Each entry below is to be extracted exactly.

-------- RECORDS PROVIDED --------

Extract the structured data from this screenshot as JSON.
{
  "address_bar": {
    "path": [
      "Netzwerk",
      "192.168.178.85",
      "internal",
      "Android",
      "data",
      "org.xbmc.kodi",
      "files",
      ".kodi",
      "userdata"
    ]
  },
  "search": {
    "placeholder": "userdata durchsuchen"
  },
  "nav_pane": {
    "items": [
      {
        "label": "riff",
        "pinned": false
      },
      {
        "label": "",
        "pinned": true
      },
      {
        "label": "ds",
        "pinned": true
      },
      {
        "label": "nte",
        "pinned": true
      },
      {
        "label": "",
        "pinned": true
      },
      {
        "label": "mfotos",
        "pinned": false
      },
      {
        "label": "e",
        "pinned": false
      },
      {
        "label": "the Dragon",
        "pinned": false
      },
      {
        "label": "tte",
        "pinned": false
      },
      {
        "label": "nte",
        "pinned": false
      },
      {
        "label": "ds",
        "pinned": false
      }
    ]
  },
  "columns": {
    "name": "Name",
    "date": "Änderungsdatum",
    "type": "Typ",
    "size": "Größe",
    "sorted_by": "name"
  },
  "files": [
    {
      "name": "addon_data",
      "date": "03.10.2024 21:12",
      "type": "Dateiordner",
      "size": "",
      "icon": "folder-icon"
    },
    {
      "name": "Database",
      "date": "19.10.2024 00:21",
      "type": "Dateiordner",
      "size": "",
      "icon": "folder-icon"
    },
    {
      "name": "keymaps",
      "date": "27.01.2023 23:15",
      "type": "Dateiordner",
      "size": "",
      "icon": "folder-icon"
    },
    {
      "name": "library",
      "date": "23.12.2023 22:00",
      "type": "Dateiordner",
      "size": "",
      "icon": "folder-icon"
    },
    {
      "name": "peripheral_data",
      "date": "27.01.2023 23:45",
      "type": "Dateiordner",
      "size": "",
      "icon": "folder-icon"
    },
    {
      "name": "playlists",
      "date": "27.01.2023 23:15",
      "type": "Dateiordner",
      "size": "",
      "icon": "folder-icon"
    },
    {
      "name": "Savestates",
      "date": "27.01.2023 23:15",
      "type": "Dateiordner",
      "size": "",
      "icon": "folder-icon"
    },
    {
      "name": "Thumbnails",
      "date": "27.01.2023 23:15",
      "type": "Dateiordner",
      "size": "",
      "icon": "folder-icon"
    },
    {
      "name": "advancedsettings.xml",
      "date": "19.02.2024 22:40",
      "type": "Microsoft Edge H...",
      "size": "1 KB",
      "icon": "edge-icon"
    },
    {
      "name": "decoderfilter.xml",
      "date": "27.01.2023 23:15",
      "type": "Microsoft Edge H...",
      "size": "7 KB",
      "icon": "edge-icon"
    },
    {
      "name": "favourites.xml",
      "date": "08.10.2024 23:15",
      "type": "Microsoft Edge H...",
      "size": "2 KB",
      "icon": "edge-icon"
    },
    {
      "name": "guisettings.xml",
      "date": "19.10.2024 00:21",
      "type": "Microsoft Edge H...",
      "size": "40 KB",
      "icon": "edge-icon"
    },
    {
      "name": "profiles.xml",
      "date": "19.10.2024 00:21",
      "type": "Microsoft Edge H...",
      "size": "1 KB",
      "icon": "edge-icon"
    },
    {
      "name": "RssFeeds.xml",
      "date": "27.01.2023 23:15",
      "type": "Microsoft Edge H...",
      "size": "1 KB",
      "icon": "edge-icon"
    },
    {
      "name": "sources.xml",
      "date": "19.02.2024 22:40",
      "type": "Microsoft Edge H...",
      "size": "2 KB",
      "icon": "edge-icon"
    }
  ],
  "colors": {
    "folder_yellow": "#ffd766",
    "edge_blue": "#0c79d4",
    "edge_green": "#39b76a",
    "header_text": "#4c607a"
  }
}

--------

(EXPECTED OUTPUT)
Extract the structured data from this screenshot as JSON.
{
  "address_bar": {
    "path": [
      "Netzwerk",
      "192.168.178.85",
      "internal",
      "Android",
      "data",
      "org.xbmc.kodi",
      "files",
      ".kodi",
      "userdata"
    ]
  },
  "search": {
    "placeholder": "userdata durchsuchen"
  },
  "nav_pane": {
    "items": [
      {
        "label": "riff",
        "pinned": false
      },
      {
        "label": "",
        "pinned": true
      },
      {
        "label": "ds",
        "pinned": true
      },
      {
        "label": "nte",
        "pinned": true
      },
      {
        "label": "",
        "pinned": true
      },
      {
        "label": "mfotos",
        "pinned": false
      },
      {
        "label": "e",
        "pinned": false
      },
      {
        "label": "the Dragon",
        "pinned": false
      },
      {
        "label": "tte",
        "pinned": false
      },
      {
        "label": "nte",
        "pinned": false
      },
      {
        "label": "ds",
        "pinned": false
      }
    ]
  },
  "columns": {
    "name": "Name",
    "date": "Änderungsdatum",
    "type": "Typ",
    "size": "Größe",
    "sorted_by": "name"
  },
  "files": [
    {
      "name": "addon_data",
      "date": "03.10.2024 21:12",
      "type": "Dateiordner",
      "size": "",
      "icon": "folder-icon"
    },
    {
      "name": "Database",
      "date": "19.10.2024 00:21",
      "type": "Dateiordner",
      "size": "",
      "icon": "folder-icon"
    },
    {
      "name": "keymaps",
      "date": "27.01.2023 23:15",
      "type": "Dateiordner",
      "size": "",
      "icon": "folder-icon"
    },
    {
      "name": "library",
      "date": "23.12.2023 22:00",
      "type": "Dateiordner",
      "size": "",
      "icon": "folder-icon"
    },
    {
      "name": "peripheral_data",
      "date": "27.01.2023 23:45",
      "type": "Dateiordner",
      "size": "",
      "icon": "folder-icon"
    },
    {
      "name": "playlists",
      "date": "27.01.2023 23:15",
      "type": "Dateiordner",
      "size": "",
      "icon": "folder-icon"
    },
    {
      "name": "Savestates",
      "date": "27.01.2023 23:15",
      "type": "Dateiordner",
      "size": "",
      "icon": "folder-icon"
    },
    {
      "name": "Thumbnails",
      "date": "27.01.2023 23:15",
      "type": "Dateiordner",
      "size": "",
      "icon": "folder-icon"
    },
    {
      "name": "advancedsettings.xml",
      "date": "19.02.2024 22:40",
      "type": "Microsoft Edge H...",
      "size": "1 KB",
      "icon": "edge-icon"
    },
    {
      "name": "decoderfilter.xml",
      "date": "27.01.2023 23:15",
      "type": "Microsoft Edge H...",
      "size": "7 KB",
      "icon": "edge-icon"
    },
    {
      "name": "favourites.xml",
      "date": "08.10.2024 23:15",
      "type": "Microsoft Edge H...",
      "size": "2 KB",
      "icon": "edge-icon"
    },
    {
      "name": "guisettings.xml",
      "date": "19.10.2024 00:21",
      "type": "Microsoft Edge H...",
      "size": "40 KB",
      "icon": "edge-icon"
    },
    {
      "name": "profiles.xml",
      "date": "19.10.2024 00:21",
      "type": "Microsoft Edge H...",
      "size": "1 KB",
      "icon": "edge-icon"
    },
    {
      "name": "RssFeeds.xml",
      "date": "27.01.2023 23:15",
      "type": "Microsoft Edge H...",
      "size": "1 KB",
      "icon": "edge-icon"
    },
    {
      "name": "sources.xml",
      "date": "19.02.2024 22:40",
      "type": "Microsoft Edge H...",
      "size": "2 KB",
      "icon": "edge-icon"
    }
  ],
  "colors": {
    "folder_yellow": "#ffd766",
    "edge_blue": "#0c79d4",
    "edge_green": "#39b76a",
    "header_text": "#4c607a"
  }
}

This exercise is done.